**** RECORD LIST

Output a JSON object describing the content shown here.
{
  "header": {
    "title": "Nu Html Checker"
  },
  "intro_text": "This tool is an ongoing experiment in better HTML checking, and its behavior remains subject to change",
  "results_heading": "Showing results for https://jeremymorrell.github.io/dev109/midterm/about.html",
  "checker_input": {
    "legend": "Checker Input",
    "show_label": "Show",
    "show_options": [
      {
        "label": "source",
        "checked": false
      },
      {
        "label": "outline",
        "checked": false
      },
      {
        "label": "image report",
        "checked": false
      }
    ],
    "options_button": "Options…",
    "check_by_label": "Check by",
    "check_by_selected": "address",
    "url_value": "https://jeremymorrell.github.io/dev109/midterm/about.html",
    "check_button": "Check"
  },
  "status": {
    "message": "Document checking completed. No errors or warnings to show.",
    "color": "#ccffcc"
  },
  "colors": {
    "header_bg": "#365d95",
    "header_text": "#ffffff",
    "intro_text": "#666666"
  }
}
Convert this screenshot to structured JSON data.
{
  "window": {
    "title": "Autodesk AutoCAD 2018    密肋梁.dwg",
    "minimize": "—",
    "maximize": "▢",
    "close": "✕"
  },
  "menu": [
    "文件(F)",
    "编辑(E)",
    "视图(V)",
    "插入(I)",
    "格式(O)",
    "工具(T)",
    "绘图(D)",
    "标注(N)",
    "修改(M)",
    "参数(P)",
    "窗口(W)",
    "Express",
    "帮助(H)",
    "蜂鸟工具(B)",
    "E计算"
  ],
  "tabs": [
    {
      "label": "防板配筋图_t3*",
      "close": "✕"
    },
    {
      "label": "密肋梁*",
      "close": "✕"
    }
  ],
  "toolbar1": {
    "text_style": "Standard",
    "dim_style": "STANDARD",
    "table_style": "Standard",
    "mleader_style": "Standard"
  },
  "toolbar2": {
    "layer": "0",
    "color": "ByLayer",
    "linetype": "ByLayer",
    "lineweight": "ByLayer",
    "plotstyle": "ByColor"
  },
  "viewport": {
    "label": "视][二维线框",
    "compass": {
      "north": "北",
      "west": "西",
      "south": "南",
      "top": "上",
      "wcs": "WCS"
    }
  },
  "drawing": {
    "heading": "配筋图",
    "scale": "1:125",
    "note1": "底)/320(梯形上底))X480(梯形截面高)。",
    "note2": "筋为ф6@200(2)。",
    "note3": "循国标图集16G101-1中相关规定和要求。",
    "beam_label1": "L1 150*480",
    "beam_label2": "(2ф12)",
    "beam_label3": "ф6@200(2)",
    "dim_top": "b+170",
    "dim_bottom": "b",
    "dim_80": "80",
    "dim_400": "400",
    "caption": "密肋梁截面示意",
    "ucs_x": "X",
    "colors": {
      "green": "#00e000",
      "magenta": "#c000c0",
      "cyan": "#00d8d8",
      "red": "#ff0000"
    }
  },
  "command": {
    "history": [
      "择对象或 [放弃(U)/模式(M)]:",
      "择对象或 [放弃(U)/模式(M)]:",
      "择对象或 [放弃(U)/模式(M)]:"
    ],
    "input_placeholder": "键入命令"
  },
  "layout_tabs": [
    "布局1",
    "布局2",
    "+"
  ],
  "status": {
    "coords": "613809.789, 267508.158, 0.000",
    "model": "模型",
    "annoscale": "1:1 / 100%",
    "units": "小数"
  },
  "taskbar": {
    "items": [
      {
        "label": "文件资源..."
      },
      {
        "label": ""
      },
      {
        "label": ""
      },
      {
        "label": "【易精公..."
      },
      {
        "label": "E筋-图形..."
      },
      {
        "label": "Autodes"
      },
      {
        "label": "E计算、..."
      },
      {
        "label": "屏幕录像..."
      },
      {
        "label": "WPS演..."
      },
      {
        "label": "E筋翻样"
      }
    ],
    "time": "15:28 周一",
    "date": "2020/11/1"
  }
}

********

> WHAT IS NEEDED
Identify and copy lines that hold the string "ByLayer".

> CORRECT ANSWER
    "color": "ByLayer",
    "linetype": "ByLayer",
    "lineweight": "ByLayer",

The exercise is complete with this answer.